- TASK GOAL -
In the text on the Olsufyev Collection, how many presses did Ilya Akhmetyev's Moscow printshop have?

- SUPPLIED TEXT -
####

Olsufyev Collection

Afanasy Trukhmensky.The Apostle Peter. Burin engraving. Mid-17th century
Afanasy Trukhmensky.The Apostle Peter. Burin engraving. Mid-17th century
The largest collection of Russian seventeenth-and eighteenth-century engravings, numbering  2,624 sheets, was acquired from the Princes Beloselsky-Belozersky in 1815. They had once been part of the immense collection of prints assembled by Adam Olsufyev (1721-1784), a senior official under Catherine II. One of the most highly educated men of his day, Olsufyev was elected an honorary member of the Academy of Arts for his knowledge of art. The prints which were taken on his orders from all surviving woodcuts and copper plates filled thirteen volumes. The majority of prints from seventeenth-century plates now belong to the Olsufyev collection in the library. They give an especially full picture of the work of the engravers Afanasy Trukhmensky, Vasily Andreyev and Leonty Bunin who worked in the Armoury in the Moscow Kremlin and from the 1660s produced engraved metal plates from the drawings of icon-painters.

Lubok prints form a large section of the Olsufyev collection. The covers of some of the albums still retain the inscription Moscow Pictures. The woodcuts which Olsufyev collected give us an idea of eighteenth-century tastes in non-religious pictures. Here we find the characters of knightly romances and fairy tales, genre scenes and depictions of animals. Current events, the reforms instituted by Peter the Great, are echoed in the picture of the bearded dissenter and the barber.

The dominant part of the collection is made up of copper engravings from the 1730s-70s. They were mainly produced in the Moscow printshop of Ilya Akhmetyev which had twenty presses. The range of secular subjects was very wide: folk tales, fables, historical events, curiosities of various kinds and humorous prints.

The collection is especially rich in religious pictures. Separate volumes are devoted to images of the Virgin Mary, the Saviour and the saints.

####

Document layout detection data:
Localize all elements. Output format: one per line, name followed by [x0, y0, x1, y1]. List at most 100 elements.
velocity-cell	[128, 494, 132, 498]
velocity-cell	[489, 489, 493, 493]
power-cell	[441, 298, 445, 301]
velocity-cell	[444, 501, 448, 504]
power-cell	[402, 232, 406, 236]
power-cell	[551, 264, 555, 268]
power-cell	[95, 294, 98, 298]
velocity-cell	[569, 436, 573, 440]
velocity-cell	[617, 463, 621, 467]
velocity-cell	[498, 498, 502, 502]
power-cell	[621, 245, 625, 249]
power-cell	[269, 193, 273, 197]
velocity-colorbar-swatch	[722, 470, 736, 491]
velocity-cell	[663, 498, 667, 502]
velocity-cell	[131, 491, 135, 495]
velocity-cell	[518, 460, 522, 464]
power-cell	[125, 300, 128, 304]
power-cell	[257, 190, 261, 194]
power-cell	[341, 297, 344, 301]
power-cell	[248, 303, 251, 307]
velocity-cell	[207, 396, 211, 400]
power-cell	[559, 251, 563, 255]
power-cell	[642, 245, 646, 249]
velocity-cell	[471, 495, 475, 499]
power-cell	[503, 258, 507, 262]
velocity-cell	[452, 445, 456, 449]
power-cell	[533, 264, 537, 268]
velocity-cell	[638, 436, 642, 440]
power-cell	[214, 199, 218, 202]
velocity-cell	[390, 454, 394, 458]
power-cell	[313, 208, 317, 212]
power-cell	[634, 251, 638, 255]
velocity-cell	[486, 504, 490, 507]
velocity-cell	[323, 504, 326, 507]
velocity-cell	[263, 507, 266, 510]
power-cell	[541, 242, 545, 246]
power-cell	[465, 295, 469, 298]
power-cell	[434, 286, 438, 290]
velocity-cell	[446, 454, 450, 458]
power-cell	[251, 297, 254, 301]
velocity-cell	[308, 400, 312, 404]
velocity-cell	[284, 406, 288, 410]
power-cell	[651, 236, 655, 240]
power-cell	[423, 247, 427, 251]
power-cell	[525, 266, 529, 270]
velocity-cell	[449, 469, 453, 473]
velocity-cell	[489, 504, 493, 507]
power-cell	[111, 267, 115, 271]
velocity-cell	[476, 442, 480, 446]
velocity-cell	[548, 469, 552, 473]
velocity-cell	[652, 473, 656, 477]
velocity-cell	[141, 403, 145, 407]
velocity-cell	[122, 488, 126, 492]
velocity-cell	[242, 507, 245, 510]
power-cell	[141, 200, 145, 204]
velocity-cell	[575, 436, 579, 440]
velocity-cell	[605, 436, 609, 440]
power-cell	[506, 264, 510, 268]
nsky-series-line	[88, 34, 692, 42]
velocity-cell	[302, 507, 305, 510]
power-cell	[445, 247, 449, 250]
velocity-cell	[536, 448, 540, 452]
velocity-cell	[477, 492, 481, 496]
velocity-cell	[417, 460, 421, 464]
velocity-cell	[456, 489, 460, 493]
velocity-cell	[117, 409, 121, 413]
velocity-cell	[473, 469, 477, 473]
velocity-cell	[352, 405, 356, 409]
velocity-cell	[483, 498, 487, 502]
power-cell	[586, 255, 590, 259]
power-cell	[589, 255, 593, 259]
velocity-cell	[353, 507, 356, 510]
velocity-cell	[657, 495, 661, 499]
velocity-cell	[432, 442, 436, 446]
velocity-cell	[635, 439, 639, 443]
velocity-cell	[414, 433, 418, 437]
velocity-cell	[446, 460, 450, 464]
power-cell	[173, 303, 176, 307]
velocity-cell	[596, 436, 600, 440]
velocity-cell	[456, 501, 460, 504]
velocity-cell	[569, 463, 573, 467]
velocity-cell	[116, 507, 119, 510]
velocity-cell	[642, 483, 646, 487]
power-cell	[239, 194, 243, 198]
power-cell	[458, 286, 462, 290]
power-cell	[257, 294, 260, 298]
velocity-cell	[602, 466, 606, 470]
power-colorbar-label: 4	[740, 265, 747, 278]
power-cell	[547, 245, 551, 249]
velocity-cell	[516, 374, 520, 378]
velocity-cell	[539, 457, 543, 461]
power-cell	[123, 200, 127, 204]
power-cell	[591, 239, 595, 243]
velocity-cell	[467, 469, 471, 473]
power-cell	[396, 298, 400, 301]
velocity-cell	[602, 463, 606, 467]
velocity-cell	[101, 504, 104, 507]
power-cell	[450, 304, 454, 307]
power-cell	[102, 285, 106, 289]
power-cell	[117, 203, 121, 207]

####

- TASK ANSWER -
Twenty presses.